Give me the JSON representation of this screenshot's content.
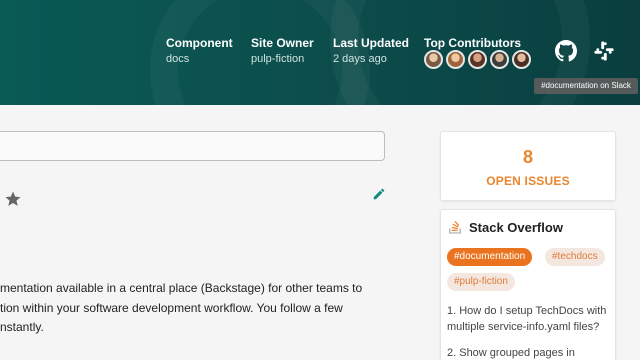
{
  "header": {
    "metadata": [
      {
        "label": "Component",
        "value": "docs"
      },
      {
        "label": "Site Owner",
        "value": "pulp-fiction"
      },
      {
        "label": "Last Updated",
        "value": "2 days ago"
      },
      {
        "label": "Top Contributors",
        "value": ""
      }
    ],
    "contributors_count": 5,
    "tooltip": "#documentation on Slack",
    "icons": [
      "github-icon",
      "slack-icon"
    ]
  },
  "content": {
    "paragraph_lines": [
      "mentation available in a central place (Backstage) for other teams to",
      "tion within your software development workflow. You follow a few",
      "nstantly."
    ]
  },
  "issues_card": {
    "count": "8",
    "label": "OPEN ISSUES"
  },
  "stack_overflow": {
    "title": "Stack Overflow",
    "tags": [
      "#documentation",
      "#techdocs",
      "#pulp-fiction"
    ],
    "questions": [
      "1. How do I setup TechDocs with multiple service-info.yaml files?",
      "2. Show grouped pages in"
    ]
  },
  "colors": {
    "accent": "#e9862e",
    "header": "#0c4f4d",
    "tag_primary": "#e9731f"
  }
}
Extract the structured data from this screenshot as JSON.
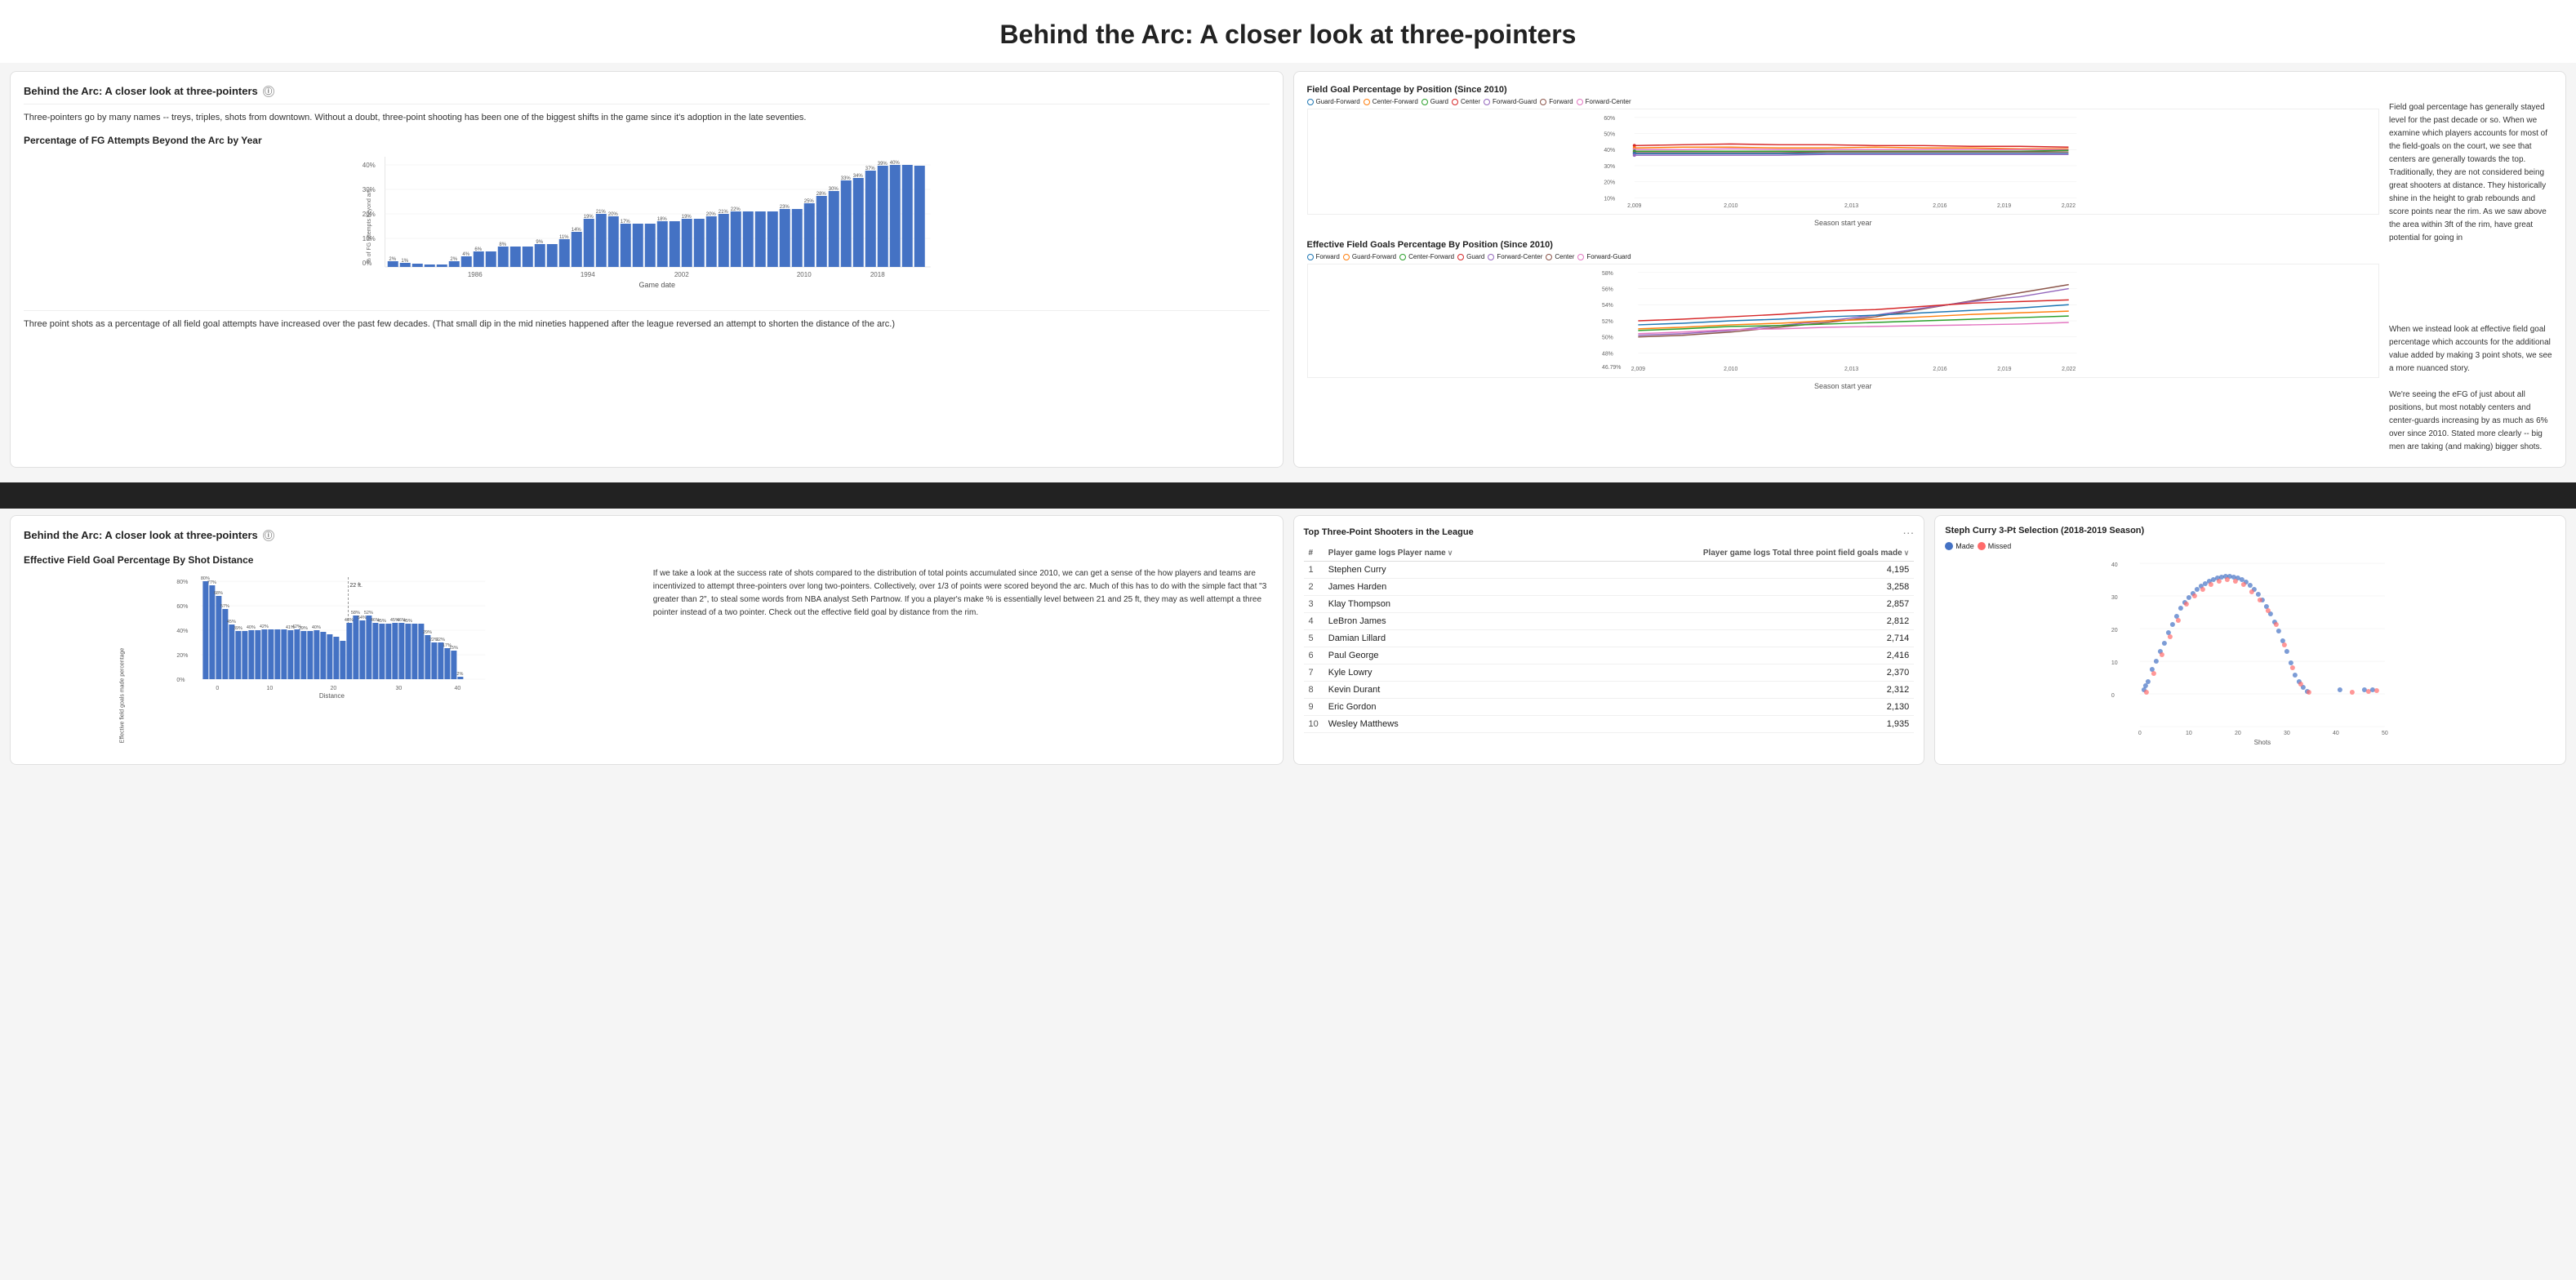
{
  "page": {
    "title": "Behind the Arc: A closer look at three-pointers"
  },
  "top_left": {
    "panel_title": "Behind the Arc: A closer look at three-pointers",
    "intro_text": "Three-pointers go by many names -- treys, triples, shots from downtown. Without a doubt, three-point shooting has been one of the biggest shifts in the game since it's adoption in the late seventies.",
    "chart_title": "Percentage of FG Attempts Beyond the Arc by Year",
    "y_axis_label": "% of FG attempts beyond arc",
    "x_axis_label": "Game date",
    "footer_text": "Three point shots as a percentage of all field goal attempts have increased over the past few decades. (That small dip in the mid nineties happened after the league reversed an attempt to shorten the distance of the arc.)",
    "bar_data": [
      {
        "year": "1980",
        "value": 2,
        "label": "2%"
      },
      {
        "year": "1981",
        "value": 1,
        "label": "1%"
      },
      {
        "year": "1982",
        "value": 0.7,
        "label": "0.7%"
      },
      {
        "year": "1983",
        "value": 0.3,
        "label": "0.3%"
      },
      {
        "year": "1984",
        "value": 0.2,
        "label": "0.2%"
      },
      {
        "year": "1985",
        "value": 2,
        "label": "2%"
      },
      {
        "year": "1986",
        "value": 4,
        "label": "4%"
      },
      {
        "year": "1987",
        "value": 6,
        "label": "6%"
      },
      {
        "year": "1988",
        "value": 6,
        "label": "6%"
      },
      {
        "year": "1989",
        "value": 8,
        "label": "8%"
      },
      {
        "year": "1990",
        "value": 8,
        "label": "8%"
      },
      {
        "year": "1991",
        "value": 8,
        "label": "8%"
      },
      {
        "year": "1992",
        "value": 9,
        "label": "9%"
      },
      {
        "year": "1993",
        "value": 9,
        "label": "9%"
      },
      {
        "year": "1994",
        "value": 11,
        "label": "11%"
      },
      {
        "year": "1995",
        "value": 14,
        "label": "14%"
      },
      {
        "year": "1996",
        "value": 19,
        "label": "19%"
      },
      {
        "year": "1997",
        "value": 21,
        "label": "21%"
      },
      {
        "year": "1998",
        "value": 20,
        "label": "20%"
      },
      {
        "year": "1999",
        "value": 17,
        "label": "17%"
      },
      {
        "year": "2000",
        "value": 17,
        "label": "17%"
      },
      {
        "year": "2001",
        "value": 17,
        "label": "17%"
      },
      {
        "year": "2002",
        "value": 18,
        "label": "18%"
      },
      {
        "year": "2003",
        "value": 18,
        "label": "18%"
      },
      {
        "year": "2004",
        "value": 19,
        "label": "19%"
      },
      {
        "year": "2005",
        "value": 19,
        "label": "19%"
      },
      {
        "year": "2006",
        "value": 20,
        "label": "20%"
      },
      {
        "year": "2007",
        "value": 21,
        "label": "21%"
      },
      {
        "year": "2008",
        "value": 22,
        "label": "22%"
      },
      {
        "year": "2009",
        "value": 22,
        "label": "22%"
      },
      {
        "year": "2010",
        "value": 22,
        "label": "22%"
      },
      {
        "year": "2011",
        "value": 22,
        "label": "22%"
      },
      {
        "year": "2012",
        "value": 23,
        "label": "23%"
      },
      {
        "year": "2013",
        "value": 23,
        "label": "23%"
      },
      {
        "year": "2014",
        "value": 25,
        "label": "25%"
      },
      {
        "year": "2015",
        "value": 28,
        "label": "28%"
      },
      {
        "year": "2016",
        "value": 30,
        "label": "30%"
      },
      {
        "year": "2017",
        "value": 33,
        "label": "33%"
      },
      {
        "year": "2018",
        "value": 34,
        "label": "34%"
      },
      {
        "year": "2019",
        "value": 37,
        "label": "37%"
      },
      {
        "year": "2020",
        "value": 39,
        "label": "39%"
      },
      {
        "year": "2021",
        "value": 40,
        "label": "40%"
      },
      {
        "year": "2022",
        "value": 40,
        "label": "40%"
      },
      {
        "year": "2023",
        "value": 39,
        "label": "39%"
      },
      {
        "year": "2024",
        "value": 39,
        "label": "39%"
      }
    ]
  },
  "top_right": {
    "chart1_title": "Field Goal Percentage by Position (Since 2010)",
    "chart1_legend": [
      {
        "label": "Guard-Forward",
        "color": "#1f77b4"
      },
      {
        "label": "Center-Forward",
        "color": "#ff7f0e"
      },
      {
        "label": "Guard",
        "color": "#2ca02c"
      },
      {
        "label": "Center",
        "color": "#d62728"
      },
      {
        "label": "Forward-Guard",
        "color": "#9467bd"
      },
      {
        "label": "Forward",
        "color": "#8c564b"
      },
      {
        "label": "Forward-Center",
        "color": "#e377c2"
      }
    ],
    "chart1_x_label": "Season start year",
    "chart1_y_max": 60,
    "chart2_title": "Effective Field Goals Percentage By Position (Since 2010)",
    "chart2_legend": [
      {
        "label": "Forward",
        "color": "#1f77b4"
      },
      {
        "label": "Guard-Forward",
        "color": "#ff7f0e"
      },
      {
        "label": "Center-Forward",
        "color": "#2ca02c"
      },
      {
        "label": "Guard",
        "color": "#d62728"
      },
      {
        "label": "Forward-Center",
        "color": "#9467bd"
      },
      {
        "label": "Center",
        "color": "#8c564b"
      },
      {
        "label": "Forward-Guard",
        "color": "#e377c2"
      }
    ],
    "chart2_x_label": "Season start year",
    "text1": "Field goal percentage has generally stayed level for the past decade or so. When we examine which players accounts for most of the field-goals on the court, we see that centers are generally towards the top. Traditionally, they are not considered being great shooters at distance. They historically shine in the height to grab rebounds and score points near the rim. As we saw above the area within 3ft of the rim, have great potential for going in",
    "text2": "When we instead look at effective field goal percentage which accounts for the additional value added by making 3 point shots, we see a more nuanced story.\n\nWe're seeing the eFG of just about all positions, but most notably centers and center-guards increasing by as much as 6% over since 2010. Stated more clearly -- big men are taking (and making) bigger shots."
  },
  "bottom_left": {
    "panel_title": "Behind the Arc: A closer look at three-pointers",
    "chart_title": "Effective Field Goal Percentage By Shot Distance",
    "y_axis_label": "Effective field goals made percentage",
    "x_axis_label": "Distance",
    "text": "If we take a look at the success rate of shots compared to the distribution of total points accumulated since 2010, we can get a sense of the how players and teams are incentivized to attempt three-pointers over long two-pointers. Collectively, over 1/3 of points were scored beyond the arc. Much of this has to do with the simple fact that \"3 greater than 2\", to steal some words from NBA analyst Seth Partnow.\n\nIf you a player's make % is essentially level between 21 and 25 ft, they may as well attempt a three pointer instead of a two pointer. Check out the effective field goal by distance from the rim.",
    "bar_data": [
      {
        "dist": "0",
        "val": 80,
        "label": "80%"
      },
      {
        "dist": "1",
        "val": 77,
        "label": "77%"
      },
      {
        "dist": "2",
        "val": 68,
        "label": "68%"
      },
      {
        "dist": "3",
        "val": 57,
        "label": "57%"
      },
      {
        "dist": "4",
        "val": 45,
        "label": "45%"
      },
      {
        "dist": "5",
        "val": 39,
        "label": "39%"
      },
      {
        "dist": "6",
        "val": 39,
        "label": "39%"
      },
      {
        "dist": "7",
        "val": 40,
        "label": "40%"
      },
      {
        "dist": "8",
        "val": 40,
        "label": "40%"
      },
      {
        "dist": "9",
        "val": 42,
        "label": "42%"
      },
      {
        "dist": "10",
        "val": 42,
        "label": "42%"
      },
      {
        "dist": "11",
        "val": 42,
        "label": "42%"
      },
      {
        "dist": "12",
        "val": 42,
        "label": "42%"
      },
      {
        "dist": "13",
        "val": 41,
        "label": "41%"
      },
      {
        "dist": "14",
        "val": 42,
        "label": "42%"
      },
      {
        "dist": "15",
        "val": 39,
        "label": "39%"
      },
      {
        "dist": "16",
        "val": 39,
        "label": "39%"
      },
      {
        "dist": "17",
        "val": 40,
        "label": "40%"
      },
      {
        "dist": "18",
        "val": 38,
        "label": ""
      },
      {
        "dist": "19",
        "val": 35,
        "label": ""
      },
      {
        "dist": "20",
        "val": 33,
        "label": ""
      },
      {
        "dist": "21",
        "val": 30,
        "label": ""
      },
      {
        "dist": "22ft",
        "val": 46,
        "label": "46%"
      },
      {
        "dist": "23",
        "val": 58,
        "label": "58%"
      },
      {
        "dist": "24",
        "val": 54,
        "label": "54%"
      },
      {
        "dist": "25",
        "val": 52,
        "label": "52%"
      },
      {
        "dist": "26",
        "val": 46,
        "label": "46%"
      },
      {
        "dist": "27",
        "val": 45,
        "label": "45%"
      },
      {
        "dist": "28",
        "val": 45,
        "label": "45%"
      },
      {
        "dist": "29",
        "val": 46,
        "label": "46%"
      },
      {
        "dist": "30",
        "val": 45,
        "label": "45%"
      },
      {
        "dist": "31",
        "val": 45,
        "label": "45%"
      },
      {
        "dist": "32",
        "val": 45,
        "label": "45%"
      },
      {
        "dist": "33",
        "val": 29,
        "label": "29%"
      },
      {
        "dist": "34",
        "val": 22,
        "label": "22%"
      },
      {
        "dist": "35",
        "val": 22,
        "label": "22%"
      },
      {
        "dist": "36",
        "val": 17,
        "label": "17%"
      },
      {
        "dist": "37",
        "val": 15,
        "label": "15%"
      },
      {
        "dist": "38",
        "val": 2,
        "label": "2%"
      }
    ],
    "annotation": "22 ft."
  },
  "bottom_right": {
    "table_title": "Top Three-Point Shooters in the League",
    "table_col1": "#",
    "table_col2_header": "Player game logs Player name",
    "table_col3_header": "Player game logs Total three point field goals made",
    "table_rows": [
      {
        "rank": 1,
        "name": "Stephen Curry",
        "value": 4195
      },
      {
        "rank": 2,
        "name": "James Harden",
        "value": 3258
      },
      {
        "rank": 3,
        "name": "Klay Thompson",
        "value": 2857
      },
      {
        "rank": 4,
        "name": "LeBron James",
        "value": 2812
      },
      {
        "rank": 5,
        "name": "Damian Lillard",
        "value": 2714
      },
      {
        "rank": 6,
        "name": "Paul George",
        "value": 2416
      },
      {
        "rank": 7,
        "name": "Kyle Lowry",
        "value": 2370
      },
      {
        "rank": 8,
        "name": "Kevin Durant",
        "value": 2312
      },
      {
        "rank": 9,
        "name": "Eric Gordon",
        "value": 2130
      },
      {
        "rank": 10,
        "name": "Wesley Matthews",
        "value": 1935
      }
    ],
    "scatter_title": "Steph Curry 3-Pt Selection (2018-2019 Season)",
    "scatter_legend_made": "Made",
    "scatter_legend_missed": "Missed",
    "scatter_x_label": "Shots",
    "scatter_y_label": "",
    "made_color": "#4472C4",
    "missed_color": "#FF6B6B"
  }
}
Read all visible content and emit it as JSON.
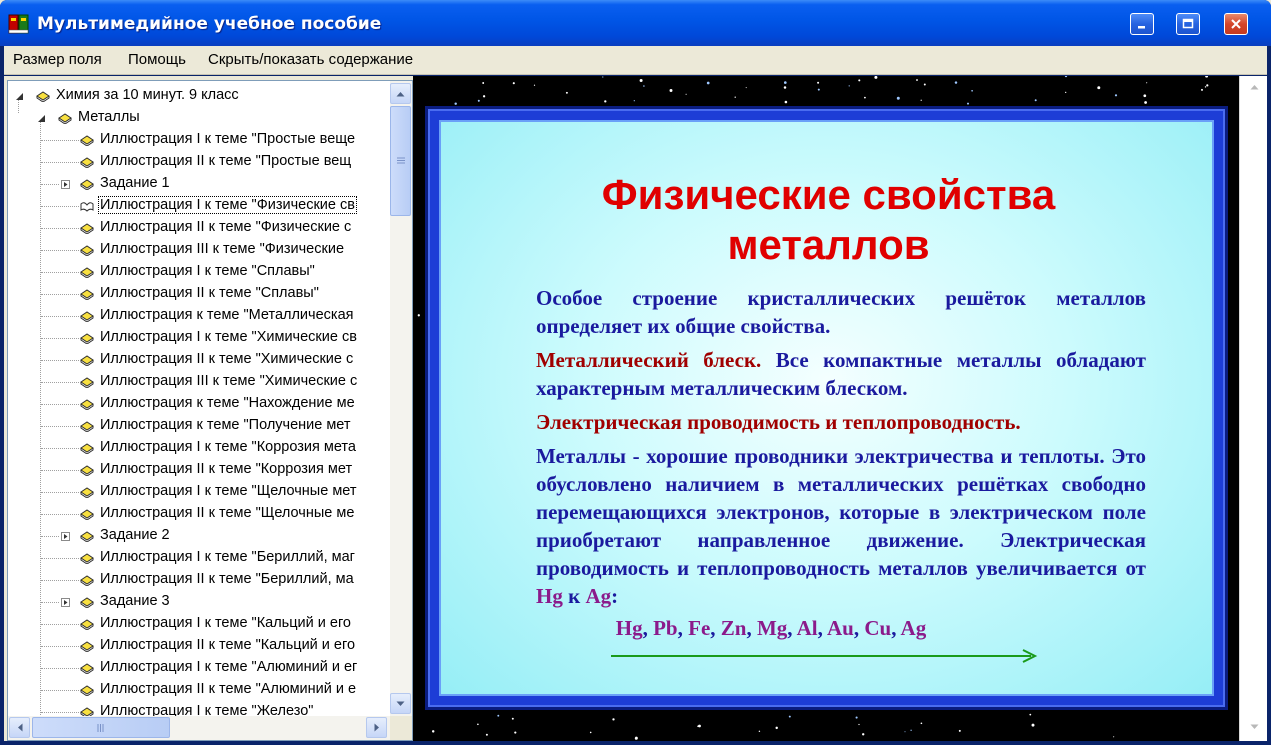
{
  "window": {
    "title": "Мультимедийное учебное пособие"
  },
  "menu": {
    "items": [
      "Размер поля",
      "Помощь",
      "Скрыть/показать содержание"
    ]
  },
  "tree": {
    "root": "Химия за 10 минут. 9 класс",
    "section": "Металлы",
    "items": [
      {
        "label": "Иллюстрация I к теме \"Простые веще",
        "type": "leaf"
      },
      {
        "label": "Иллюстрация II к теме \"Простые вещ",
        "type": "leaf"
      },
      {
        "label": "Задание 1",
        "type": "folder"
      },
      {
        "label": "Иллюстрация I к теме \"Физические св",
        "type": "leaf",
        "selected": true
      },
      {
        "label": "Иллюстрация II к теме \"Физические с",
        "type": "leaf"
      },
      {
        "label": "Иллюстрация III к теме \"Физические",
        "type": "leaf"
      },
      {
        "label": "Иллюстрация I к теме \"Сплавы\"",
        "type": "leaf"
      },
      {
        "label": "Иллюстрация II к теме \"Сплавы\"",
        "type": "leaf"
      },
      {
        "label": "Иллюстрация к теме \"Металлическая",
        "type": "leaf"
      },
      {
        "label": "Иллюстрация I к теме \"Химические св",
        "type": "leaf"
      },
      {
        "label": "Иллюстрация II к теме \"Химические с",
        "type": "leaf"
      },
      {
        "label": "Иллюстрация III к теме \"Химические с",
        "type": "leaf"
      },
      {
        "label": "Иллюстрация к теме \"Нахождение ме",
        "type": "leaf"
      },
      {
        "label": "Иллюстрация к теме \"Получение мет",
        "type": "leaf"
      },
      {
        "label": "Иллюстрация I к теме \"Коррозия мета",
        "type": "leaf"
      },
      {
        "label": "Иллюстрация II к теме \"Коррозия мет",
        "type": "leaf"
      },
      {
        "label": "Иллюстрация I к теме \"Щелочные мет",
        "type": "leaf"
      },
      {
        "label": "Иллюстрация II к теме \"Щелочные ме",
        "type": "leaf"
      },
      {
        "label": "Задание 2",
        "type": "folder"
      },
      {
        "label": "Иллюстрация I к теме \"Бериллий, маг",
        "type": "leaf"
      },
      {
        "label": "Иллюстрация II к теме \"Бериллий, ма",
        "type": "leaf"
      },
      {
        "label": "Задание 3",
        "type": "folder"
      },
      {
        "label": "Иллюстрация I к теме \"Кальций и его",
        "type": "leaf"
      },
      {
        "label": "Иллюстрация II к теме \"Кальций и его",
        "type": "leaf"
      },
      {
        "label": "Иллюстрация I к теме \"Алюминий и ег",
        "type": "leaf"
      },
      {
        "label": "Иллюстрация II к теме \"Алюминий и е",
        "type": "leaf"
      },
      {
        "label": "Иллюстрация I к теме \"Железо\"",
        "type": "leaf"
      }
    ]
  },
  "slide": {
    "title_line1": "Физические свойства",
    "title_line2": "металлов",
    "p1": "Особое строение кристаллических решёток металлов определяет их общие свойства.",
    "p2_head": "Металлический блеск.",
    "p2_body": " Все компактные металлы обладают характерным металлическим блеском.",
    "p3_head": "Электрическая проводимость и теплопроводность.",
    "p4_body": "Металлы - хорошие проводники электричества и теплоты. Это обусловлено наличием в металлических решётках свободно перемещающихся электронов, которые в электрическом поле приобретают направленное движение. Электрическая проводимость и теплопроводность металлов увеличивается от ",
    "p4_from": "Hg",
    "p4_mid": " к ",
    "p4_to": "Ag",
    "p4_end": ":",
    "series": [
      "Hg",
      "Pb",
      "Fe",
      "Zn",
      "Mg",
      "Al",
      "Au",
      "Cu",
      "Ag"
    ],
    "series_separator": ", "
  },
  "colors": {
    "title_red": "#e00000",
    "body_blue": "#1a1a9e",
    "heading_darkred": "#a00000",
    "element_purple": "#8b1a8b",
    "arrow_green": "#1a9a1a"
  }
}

* * * * *

Description of the task -
Tally up the lines in the records that contain the word "теплопроводность" and give only the total.

Solution to this problem -
2